WHAT IS REQUIRED: In the listing, from the line with "x-tick-label: 0401 (55, 81, 83, 92)" up to and including the line with "x-tick-label: 0409 (537, 81, 565, 92)", replace "x-tick-label" with "x-axis-tick" and give only those lines again, with nothing else changed.

## begin

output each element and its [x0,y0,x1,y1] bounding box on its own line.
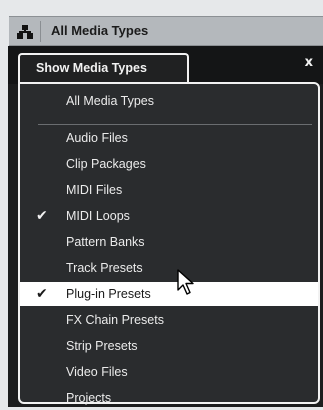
tab-show-media-types[interactable]: Show Media Types [18,53,189,84]
menu-divider [38,124,312,125]
menu-item-video-files[interactable]: Video Files [20,360,318,384]
menu-item-label: Strip Presets [66,339,138,353]
menu-item-label: Video Files [66,365,128,379]
checkmark-icon: ✔ [36,286,48,302]
panel-header: Show Media Types x [8,46,323,84]
close-button[interactable]: x [305,55,313,70]
menu-item-label: Audio Files [66,131,128,145]
menu-item-midi-files[interactable]: MIDI Files [20,178,318,202]
checkmark-icon: ✔ [36,208,48,224]
menu-item-label: Clip Packages [66,157,146,171]
media-types-menu: All Media Types Audio Files Clip Package… [18,82,320,405]
media-type-selector[interactable]: All Media Types [9,16,323,46]
menu-item-all-media-types[interactable]: All Media Types [20,89,318,113]
media-type-selector-label: All Media Types [51,23,149,38]
menu-item-label: FX Chain Presets [66,313,164,327]
menu-item-projects[interactable]: Projects [20,386,318,410]
menu-item-pattern-banks[interactable]: Pattern Banks [20,230,318,254]
menu-item-label: MIDI Loops [66,209,130,223]
toolbar-separator [40,21,41,42]
menu-item-label: Track Presets [66,261,143,275]
menu-item-audio-files[interactable]: Audio Files [20,126,318,150]
menu-item-label: Plug-in Presets [66,287,151,301]
menu-item-label: Pattern Banks [66,235,145,249]
menu-item-clip-packages[interactable]: Clip Packages [20,152,318,176]
menu-item-label: MIDI Files [66,183,123,197]
menu-item-label: All Media Types [66,94,155,108]
menu-item-plug-in-presets[interactable]: ✔ Plug-in Presets [20,282,318,306]
menu-item-label: Projects [66,391,112,405]
menu-item-track-presets[interactable]: Track Presets [20,256,318,280]
filter-icon [17,25,33,39]
menu-item-midi-loops[interactable]: ✔ MIDI Loops [20,204,318,228]
show-media-types-panel: Show Media Types x All Media Types Audio… [8,46,323,407]
menu-item-strip-presets[interactable]: Strip Presets [20,334,318,358]
mouse-pointer-icon [177,269,194,295]
menu-item-fx-chain-presets[interactable]: FX Chain Presets [20,308,318,332]
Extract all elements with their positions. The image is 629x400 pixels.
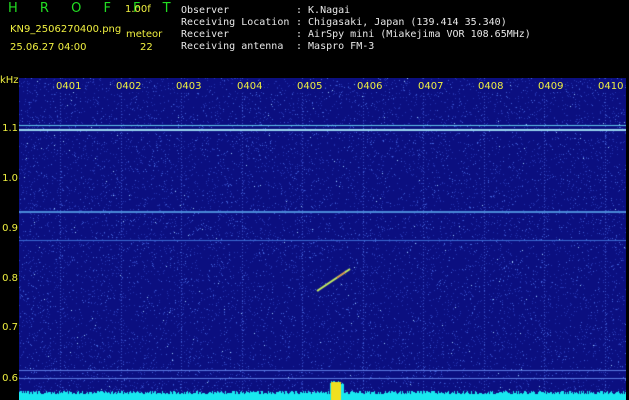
x-tick-label: 0401 (55, 81, 83, 92)
app-brand: H R O F F T (8, 1, 180, 16)
info-label-location: Receiving Location (181, 17, 290, 28)
image-filename: KN9_2506270400.png (10, 24, 122, 35)
x-tick-label: 0407 (417, 81, 445, 92)
x-tick-label: 0410 (597, 81, 625, 92)
info-value-receiver: : AirSpy mini (Miakejima VOR 108.65MHz) (296, 29, 531, 40)
x-tick-label: 0402 (115, 81, 143, 92)
x-tick-label: 0409 (537, 81, 565, 92)
x-tick-label: 0406 (356, 81, 384, 92)
y-tick-label: 0.9 (2, 223, 18, 234)
info-value-location: : Chigasaki, Japan (139.414 35.340) (296, 17, 507, 28)
capture-timestamp: 25.06.27 04:00 (10, 42, 87, 53)
meteor-label: meteor (126, 29, 163, 40)
info-label-antenna: Receiving antenna (181, 41, 284, 52)
x-tick-label: 0408 (477, 81, 505, 92)
spectrogram (19, 78, 626, 400)
info-value-antenna: : Maspro FM-3 (296, 41, 375, 52)
hrofft-window: H R O F F T 1.00f KN9_2506270400.png 25.… (0, 0, 629, 400)
y-tick-label: 0.6 (2, 373, 18, 384)
info-label-receiver: Receiver (181, 29, 230, 40)
info-label-observer: Observer (181, 5, 230, 16)
app-version: 1.00f (125, 4, 151, 15)
x-tick-label: 0403 (175, 81, 203, 92)
y-tick-label: 1.1 (2, 123, 18, 134)
info-value-observer: : K.Nagai (296, 5, 351, 16)
y-tick-label: 1.0 (2, 173, 18, 184)
x-tick-label: 0405 (296, 81, 324, 92)
x-tick-label: 0404 (236, 81, 264, 92)
y-unit-label: kHz (0, 75, 19, 86)
y-tick-label: 0.8 (2, 273, 18, 284)
meteor-count: 22 (140, 42, 153, 53)
y-tick-label: 0.7 (2, 322, 18, 333)
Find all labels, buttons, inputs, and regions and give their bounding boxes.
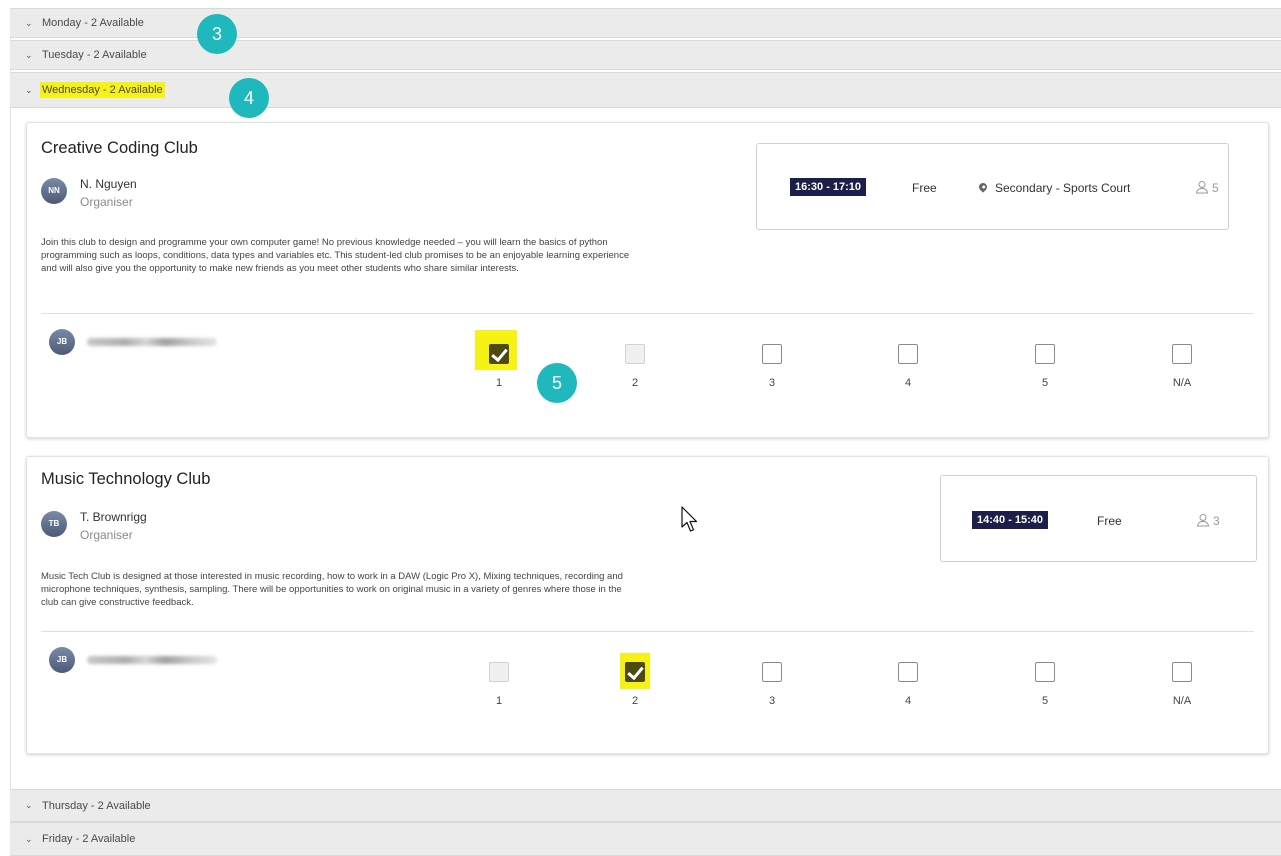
student-name-blurred [87,338,217,346]
day-label: Wednesday - 2 Available [40,82,165,98]
time-badge: 16:30 - 17:10 [790,178,867,196]
preference-1-checkbox[interactable] [489,344,509,364]
preference-3-checkbox[interactable] [762,344,782,364]
day-header-friday[interactable]: ⌄ Friday - 2 Available [10,822,1281,856]
club-card: Music Technology Club TB T. Brownrigg Or… [26,456,1269,754]
person-icon [1196,514,1210,527]
person-icon [1195,181,1209,194]
mouse-cursor-icon [681,506,698,532]
capacity-count: 5 [1212,181,1219,195]
student-name-blurred [87,656,217,664]
day-header-thursday[interactable]: ⌄ Thursday - 2 Available [10,789,1281,822]
organiser-role: Organiser [80,195,133,209]
preference-3-label: 3 [768,377,776,389]
preference-2-checkbox[interactable] [625,344,645,364]
chevron-down-icon: ⌄ [25,833,33,844]
time-badge: 14:40 - 15:40 [972,511,1049,529]
club-description: Join this club to design and programme y… [41,237,630,274]
preference-5-checkbox[interactable] [1035,662,1055,682]
preference-na-label: N/A [1172,377,1192,389]
chevron-down-icon: ⌄ [25,17,33,28]
preference-3-checkbox[interactable] [762,662,782,682]
preference-2-label: 2 [631,377,639,389]
preference-na-checkbox[interactable] [1172,662,1192,682]
step-badge: 5 [537,363,577,403]
organiser-name: N. Nguyen [80,177,137,191]
club-card: Creative Coding Club NN N. Nguyen Organi… [26,122,1269,438]
preference-4-label: 4 [904,695,912,707]
preference-2-checkbox[interactable] [625,662,645,682]
chevron-down-icon: ⌄ [25,84,33,95]
preference-4-checkbox[interactable] [898,662,918,682]
student-avatar: JB [49,647,75,673]
day-label: Tuesday - 2 Available [42,49,147,61]
club-info-box: 14:40 - 15:40 Free 3 [940,475,1257,562]
organiser-role: Organiser [80,528,133,542]
student-avatar: JB [49,329,75,355]
preference-4-label: 4 [904,377,912,389]
avatar: TB [41,511,67,537]
preference-4-checkbox[interactable] [898,344,918,364]
step-badge: 4 [229,78,269,118]
preference-5-label: 5 [1041,377,1049,389]
location-label: Secondary - Sports Court [995,181,1131,195]
avatar: NN [41,178,67,204]
chevron-down-icon: ⌄ [25,49,33,60]
cost-label: Free [912,181,937,195]
capacity-count: 3 [1213,514,1220,528]
preference-na-label: N/A [1172,695,1192,707]
club-info-box: 16:30 - 17:10 Free Secondary - Sports Co… [756,143,1229,230]
day-label: Friday - 2 Available [42,833,136,845]
preference-1-label: 1 [495,695,503,707]
day-header-wednesday[interactable]: ⌄ Wednesday - 2 Available [10,72,1281,108]
preference-1-label: 1 [495,377,503,389]
preference-5-checkbox[interactable] [1035,344,1055,364]
location-pin-icon [977,181,989,193]
preference-2-label: 2 [631,695,639,707]
preference-na-checkbox[interactable] [1172,344,1192,364]
preference-3-label: 3 [768,695,776,707]
day-label: Monday - 2 Available [42,17,144,29]
preference-5-label: 5 [1041,695,1049,707]
step-badge: 3 [197,14,237,54]
cost-label: Free [1097,514,1122,528]
chevron-down-icon: ⌄ [25,800,33,810]
club-title: Music Technology Club [41,470,211,488]
club-description: Music Tech Club is designed at those int… [41,571,623,608]
divider [41,631,1254,632]
club-title: Creative Coding Club [41,139,198,157]
divider [41,313,1254,314]
day-label: Thursday - 2 Available [42,799,151,812]
organiser-name: T. Brownrigg [80,510,147,524]
preference-1-checkbox[interactable] [489,662,509,682]
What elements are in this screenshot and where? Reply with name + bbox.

## end

PROBLEM SOLUTION:
x-axis-tick: 0401 (55, 81, 83, 92)
app-brand: H R O F F T (8, 1, 180, 16)
info-label-location: Receiving Location (181, 17, 290, 28)
image-filename: KN9_2506270400.png (10, 24, 122, 35)
x-axis-tick: 0407 (417, 81, 445, 92)
x-axis-tick: 0410 (597, 81, 625, 92)
info-value-receiver: : AirSpy mini (Miakejima VOR 108.65MHz) (296, 29, 531, 40)
x-axis-tick: 0402 (115, 81, 143, 92)
x-axis-tick: 0409 (537, 81, 565, 92)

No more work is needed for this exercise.